++++ Input ++++

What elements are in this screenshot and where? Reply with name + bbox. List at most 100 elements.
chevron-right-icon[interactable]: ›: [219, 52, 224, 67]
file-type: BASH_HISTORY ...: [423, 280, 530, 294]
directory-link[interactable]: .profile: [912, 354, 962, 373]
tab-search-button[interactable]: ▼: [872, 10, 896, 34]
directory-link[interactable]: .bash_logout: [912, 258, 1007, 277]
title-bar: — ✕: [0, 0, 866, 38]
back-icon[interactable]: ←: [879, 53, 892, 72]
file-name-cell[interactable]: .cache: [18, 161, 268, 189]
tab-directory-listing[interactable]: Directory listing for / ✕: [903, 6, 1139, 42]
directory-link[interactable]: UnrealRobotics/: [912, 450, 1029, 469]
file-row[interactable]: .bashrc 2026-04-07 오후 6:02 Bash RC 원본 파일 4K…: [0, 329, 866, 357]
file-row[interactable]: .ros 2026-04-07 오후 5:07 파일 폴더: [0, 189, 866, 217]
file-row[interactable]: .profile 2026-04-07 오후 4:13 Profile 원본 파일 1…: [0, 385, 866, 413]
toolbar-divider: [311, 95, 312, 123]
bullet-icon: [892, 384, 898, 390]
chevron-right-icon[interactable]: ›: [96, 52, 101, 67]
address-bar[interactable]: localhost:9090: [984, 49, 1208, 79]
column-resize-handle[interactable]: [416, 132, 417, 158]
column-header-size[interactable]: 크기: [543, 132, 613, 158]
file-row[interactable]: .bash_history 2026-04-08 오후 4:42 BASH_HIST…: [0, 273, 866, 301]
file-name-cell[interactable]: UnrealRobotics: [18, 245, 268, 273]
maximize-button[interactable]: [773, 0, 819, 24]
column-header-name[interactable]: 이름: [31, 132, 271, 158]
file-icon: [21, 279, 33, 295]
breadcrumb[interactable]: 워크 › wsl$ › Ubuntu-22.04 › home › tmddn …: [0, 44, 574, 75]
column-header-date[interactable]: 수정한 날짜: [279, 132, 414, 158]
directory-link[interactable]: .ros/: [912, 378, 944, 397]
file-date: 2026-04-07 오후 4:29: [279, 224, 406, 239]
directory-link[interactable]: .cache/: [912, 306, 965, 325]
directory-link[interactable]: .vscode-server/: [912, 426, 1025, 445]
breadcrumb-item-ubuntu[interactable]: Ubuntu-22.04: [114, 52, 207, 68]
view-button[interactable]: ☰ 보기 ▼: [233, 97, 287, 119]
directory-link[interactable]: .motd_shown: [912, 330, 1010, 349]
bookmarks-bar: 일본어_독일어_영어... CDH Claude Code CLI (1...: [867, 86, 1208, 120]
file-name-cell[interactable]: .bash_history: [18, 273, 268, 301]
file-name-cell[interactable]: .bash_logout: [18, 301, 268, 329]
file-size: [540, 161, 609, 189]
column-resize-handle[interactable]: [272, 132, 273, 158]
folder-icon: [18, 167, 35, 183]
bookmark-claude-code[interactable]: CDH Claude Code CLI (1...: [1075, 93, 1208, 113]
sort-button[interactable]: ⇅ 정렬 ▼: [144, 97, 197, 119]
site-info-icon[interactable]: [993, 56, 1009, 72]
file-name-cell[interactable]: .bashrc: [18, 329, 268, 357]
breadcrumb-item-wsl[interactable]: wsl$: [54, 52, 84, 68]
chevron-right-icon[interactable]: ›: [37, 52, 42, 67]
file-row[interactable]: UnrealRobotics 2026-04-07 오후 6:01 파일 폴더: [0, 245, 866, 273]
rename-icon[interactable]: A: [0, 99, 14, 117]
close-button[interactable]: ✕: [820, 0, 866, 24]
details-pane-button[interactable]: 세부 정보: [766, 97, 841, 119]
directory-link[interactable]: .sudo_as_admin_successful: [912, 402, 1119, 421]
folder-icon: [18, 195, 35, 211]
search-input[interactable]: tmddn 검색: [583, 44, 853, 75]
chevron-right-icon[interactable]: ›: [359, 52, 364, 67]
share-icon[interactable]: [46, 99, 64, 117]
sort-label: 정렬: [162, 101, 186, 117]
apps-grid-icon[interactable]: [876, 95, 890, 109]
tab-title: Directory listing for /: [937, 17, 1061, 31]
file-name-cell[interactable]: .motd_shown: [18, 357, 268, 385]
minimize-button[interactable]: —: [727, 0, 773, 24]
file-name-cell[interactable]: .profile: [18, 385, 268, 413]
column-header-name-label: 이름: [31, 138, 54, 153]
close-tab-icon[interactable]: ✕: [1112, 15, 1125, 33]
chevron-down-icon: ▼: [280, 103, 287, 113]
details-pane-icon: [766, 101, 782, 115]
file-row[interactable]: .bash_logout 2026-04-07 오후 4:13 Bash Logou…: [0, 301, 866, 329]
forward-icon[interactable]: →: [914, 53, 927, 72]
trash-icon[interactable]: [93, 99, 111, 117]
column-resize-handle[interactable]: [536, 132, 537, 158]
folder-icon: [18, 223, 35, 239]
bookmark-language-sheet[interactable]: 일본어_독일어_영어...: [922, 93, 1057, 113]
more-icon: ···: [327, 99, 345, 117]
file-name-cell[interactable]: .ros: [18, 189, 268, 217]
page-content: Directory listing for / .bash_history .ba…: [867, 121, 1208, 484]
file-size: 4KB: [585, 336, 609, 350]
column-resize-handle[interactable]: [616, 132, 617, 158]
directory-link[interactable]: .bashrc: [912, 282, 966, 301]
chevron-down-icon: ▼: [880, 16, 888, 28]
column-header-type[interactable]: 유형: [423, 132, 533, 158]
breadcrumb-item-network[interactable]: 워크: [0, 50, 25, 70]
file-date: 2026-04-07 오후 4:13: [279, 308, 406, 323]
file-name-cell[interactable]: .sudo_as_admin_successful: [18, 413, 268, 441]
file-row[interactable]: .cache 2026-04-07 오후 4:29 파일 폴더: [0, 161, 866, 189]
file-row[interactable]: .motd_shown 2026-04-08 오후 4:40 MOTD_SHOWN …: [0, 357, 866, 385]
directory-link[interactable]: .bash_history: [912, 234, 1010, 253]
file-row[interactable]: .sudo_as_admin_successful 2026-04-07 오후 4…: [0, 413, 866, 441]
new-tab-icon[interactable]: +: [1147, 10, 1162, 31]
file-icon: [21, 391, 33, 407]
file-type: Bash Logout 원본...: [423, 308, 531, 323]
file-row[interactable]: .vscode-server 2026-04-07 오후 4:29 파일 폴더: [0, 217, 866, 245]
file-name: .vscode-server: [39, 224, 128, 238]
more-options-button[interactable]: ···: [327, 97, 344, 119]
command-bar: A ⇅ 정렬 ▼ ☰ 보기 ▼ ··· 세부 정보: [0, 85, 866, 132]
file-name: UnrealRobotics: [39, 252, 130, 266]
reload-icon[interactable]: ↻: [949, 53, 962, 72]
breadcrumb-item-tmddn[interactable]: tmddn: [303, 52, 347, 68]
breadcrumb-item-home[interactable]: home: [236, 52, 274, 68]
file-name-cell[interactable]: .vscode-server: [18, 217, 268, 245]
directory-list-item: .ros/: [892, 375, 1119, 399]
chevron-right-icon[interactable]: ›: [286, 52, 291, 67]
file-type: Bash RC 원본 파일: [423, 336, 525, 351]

++++

Written request:
Lay out every line of the records above as a numbered list, skipping any blank lines.

Exercise result:
1. What elements are in this screenshot and where? Reply with name + bbox. List at most 100 elements.
2. chevron-right-icon[interactable]: ›: [219, 52, 224, 67]
3. file-type: BASH_HISTORY ...: [423, 280, 530, 294]
4. directory-link[interactable]: .profile: [912, 354, 962, 373]
5. tab-search-button[interactable]: ▼: [872, 10, 896, 34]
6. directory-link[interactable]: .bash_logout: [912, 258, 1007, 277]
7. title-bar: — ✕: [0, 0, 866, 38]
8. back-icon[interactable]: ←: [879, 53, 892, 72]
9. file-name-cell[interactable]: .cache: [18, 161, 268, 189]
10. tab-directory-listing[interactable]: Directory listing for / ✕: [903, 6, 1139, 42]
11. directory-link[interactable]: UnrealRobotics/: [912, 450, 1029, 469]
12. file-row[interactable]: .bashrc 2026-04-07 오후 6:02 Bash RC 원본 파일 4K…: [0, 329, 866, 357]
13. file-row[interactable]: .ros 2026-04-07 오후 5:07 파일 폴더: [0, 189, 866, 217]
14. file-row[interactable]: .profile 2026-04-07 오후 4:13 Profile 원본 파일 1…: [0, 385, 866, 413]
15. toolbar-divider: [311, 95, 312, 123]
16. bullet-icon: [892, 384, 898, 390]
17. chevron-right-icon[interactable]: ›: [96, 52, 101, 67]
18. address-bar[interactable]: localhost:9090: [984, 49, 1208, 79]
19. column-resize-handle[interactable]: [416, 132, 417, 158]
20. column-header-size[interactable]: 크기: [543, 132, 613, 158]
21. file-row[interactable]: .bash_history 2026-04-08 오후 4:42 BASH_HIST…: [0, 273, 866, 301]
22. file-name-cell[interactable]: UnrealRobotics: [18, 245, 268, 273]
23. maximize-button[interactable]: [773, 0, 819, 24]
24. column-header-name[interactable]: 이름: [31, 132, 271, 158]
25. file-icon: [21, 279, 33, 295]
26. breadcrumb[interactable]: 워크 › wsl$ › Ubuntu-22.04 › home › tmddn …: [0, 44, 574, 75]
27. column-header-date[interactable]: 수정한 날짜: [279, 132, 414, 158]
28. directory-link[interactable]: .ros/: [912, 378, 944, 397]
29. file-date: 2026-04-07 오후 4:29: [279, 224, 406, 239]
30. directory-link[interactable]: .cache/: [912, 306, 965, 325]
31. directory-link[interactable]: .vscode-server/: [912, 426, 1025, 445]
32. breadcrumb-item-ubuntu[interactable]: Ubuntu-22.04: [114, 52, 207, 68]
33. view-button[interactable]: ☰ 보기 ▼: [233, 97, 287, 119]
34. directory-link[interactable]: .motd_shown: [912, 330, 1010, 349]
35. bookmarks-bar: 일본어_독일어_영어... CDH Claude Code CLI (1...: [867, 86, 1208, 120]
36. file-name-cell[interactable]: .bash_history: [18, 273, 268, 301]
37. file-name-cell[interactable]: .bash_logout: [18, 301, 268, 329]
38. file-size: [540, 161, 609, 189]
39. column-resize-handle[interactable]: [272, 132, 273, 158]
40. folder-icon: [18, 167, 35, 183]
41. bookmark-claude-code[interactable]: CDH Claude Code CLI (1...: [1075, 93, 1208, 113]
42. sort-button[interactable]: ⇅ 정렬 ▼: [144, 97, 197, 119]
43. site-info-icon[interactable]: [993, 56, 1009, 72]
44. file-name-cell[interactable]: .bashrc: [18, 329, 268, 357]
45. breadcrumb-item-wsl[interactable]: wsl$: [54, 52, 84, 68]
46. chevron-right-icon[interactable]: ›: [37, 52, 42, 67]
47. file-row[interactable]: UnrealRobotics 2026-04-07 오후 6:01 파일 폴더: [0, 245, 866, 273]
48. rename-icon[interactable]: A: [0, 99, 14, 117]
49. close-button[interactable]: ✕: [820, 0, 866, 24]
50. details-pane-button[interactable]: 세부 정보: [766, 97, 841, 119]
51. directory-link[interactable]: .sudo_as_admin_successful: [912, 402, 1119, 421]
52. folder-icon: [18, 195, 35, 211]
53. search-input[interactable]: tmddn 검색: [583, 44, 853, 75]
54. chevron-right-icon[interactable]: ›: [359, 52, 364, 67]
55. share-icon[interactable]: [46, 99, 64, 117]
56. sort-label: 정렬: [162, 101, 186, 117]
57. apps-grid-icon[interactable]: [876, 95, 890, 109]
58. tab-title: Directory listing for /: [937, 17, 1061, 31]
59. file-name-cell[interactable]: .motd_shown: [18, 357, 268, 385]
60. minimize-button[interactable]: —: [727, 0, 773, 24]
61. file-name-cell[interactable]: .profile: [18, 385, 268, 413]
62. column-header-name-label: 이름: [31, 138, 54, 153]
63. close-tab-icon[interactable]: ✕: [1112, 15, 1125, 33]
64. chevron-down-icon: ▼: [280, 103, 287, 113]
65. details-pane-icon: [766, 101, 782, 115]
66. file-row[interactable]: .bash_logout 2026-04-07 오후 4:13 Bash Logou…: [0, 301, 866, 329]
67. forward-icon[interactable]: →: [914, 53, 927, 72]
68. trash-icon[interactable]: [93, 99, 111, 117]
69. column-resize-handle[interactable]: [536, 132, 537, 158]
70. folder-icon: [18, 223, 35, 239]
71. bookmark-language-sheet[interactable]: 일본어_독일어_영어...: [922, 93, 1057, 113]
72. more-icon: ···: [327, 99, 345, 117]
73. file-name-cell[interactable]: .ros: [18, 189, 268, 217]
74. page-content: Directory listing for / .bash_history .ba…: [867, 121, 1208, 484]
75. file-size: 4KB: [585, 336, 609, 350]
76. column-resize-handle[interactable]: [616, 132, 617, 158]
77. directory-link[interactable]: .bashrc: [912, 282, 966, 301]
78. chevron-down-icon: ▼: [880, 16, 888, 28]
79. column-header-type[interactable]: 유형: [423, 132, 533, 158]
80. breadcrumb-item-network[interactable]: 워크: [0, 50, 25, 70]
81. file-date: 2026-04-07 오후 4:13: [279, 308, 406, 323]
82. file-name-cell[interactable]: .sudo_as_admin_successful: [18, 413, 268, 441]
83. file-row[interactable]: .cache 2026-04-07 오후 4:29 파일 폴더: [0, 161, 866, 189]
84. file-row[interactable]: .motd_shown 2026-04-08 오후 4:40 MOTD_SHOWN …: [0, 357, 866, 385]
85. directory-link[interactable]: .bash_history: [912, 234, 1010, 253]
86. file-row[interactable]: .sudo_as_admin_successful 2026-04-07 오후 4…: [0, 413, 866, 441]
87. new-tab-icon[interactable]: +: [1147, 10, 1162, 31]
88. file-icon: [21, 391, 33, 407]
89. file-type: Bash Logout 원본...: [423, 308, 531, 323]
90. file-row[interactable]: .vscode-server 2026-04-07 오후 4:29 파일 폴더: [0, 217, 866, 245]
91. file-name: .vscode-server: [39, 224, 128, 238]
92. more-options-button[interactable]: ···: [327, 97, 344, 119]
93. command-bar: A ⇅ 정렬 ▼ ☰ 보기 ▼ ··· 세부 정보: [0, 85, 866, 132]
94. file-name: UnrealRobotics: [39, 252, 130, 266]
95. reload-icon[interactable]: ↻: [949, 53, 962, 72]
96. breadcrumb-item-tmddn[interactable]: tmddn: [303, 52, 347, 68]
97. breadcrumb-item-home[interactable]: home: [236, 52, 274, 68]
98. file-name-cell[interactable]: .vscode-server: [18, 217, 268, 245]
99. directory-list-item: .ros/: [892, 375, 1119, 399]
100. chevron-right-icon[interactable]: ›: [286, 52, 291, 67]
101. file-type: Bash RC 원본 파일: [423, 336, 525, 351]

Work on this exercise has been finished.